Exercise prompt: Report only how many lines hold the word "Nash".

Excerpted data:
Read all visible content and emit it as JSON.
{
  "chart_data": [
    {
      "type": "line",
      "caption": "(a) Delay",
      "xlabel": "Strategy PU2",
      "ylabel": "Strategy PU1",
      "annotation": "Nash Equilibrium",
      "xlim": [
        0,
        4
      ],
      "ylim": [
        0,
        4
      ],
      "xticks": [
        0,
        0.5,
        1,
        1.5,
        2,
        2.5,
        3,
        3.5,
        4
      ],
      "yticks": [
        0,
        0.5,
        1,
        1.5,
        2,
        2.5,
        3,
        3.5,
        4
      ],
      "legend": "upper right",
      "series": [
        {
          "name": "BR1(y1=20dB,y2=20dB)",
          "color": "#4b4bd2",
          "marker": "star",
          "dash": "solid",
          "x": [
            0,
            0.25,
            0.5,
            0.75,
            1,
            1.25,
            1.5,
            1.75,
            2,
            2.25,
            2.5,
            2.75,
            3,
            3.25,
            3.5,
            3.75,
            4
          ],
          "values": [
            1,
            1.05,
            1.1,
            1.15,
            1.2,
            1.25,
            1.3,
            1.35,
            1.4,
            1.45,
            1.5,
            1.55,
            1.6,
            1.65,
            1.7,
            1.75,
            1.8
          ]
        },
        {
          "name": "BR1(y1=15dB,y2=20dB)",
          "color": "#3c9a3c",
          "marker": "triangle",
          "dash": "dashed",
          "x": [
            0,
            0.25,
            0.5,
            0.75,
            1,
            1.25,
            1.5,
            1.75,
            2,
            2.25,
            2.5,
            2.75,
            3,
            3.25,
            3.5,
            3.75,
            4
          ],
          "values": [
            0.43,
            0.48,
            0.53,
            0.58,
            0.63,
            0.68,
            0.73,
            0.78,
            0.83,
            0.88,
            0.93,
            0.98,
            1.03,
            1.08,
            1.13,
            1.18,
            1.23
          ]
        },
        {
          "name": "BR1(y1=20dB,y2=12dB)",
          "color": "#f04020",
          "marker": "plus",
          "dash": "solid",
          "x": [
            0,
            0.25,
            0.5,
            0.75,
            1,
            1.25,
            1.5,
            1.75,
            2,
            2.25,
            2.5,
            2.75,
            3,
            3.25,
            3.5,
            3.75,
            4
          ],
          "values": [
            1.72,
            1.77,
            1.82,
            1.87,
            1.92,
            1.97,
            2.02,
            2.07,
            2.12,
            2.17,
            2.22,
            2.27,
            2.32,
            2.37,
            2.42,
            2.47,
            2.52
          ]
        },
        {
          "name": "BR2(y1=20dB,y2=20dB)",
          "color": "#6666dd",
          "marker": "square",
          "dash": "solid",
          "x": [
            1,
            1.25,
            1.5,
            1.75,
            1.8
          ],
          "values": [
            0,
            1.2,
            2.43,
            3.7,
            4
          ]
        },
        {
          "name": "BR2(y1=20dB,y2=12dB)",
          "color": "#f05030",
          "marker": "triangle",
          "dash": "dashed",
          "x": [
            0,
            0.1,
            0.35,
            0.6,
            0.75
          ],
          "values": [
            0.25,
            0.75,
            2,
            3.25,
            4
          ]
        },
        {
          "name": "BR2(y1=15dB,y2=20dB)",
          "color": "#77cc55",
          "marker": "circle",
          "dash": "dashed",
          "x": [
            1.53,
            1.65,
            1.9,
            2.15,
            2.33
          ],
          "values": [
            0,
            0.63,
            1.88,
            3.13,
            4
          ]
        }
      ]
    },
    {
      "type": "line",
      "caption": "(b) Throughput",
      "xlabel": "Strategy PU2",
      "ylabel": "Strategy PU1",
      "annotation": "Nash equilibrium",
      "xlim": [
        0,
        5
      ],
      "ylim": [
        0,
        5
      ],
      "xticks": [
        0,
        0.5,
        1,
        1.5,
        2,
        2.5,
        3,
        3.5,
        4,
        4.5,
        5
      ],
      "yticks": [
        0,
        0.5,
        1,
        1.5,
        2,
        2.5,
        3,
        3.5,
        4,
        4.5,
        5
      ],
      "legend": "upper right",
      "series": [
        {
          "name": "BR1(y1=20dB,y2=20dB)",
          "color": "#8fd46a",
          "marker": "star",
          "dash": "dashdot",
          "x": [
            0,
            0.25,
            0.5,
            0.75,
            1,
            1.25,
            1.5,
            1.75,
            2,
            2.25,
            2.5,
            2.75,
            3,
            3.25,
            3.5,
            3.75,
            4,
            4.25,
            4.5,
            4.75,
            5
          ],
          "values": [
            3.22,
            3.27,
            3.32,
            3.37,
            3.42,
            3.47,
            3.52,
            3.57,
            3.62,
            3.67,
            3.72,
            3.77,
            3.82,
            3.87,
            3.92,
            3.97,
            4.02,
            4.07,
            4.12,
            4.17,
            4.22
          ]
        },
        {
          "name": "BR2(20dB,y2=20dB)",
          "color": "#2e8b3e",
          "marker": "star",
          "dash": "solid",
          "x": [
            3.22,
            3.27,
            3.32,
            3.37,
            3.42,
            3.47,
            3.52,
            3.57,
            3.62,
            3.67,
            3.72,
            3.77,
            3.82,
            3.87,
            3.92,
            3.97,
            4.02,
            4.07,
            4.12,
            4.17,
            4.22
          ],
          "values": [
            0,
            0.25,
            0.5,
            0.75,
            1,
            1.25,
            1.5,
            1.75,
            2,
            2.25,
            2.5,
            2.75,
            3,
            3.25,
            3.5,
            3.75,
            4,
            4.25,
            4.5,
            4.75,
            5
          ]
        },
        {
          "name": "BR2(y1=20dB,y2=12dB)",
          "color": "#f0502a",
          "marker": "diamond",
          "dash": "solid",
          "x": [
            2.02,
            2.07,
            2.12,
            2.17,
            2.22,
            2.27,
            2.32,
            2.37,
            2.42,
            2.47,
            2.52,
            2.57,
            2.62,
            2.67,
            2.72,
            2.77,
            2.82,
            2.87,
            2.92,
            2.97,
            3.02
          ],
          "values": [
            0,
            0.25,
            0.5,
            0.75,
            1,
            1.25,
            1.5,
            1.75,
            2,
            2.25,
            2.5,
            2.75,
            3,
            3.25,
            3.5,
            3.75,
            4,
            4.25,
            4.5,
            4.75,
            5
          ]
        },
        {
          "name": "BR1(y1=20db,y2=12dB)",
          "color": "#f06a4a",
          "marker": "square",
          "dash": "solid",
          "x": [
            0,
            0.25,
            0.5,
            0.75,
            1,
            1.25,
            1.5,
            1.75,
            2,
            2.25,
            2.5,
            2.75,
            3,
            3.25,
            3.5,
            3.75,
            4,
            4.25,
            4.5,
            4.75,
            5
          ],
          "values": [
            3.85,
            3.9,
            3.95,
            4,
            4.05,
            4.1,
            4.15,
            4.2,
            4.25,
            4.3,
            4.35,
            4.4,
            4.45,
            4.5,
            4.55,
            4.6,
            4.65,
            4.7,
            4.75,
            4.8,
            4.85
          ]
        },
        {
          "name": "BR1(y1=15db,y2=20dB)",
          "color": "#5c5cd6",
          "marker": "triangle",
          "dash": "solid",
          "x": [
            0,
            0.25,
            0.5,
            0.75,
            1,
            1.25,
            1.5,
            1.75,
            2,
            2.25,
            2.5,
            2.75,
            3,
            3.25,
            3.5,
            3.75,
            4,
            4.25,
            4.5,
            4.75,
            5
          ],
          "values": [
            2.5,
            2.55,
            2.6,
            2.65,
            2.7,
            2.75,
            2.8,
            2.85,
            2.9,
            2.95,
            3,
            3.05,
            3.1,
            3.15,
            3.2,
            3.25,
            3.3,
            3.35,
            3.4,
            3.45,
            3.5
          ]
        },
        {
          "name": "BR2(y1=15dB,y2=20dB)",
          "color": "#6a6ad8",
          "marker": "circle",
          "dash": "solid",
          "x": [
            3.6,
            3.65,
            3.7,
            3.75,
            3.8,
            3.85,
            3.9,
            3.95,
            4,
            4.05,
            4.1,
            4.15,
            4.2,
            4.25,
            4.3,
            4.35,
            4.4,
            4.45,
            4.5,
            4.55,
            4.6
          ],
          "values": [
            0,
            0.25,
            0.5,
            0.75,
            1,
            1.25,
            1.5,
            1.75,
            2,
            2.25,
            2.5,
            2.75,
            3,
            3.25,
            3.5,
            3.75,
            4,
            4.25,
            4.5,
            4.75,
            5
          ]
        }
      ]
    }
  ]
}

The solution: 2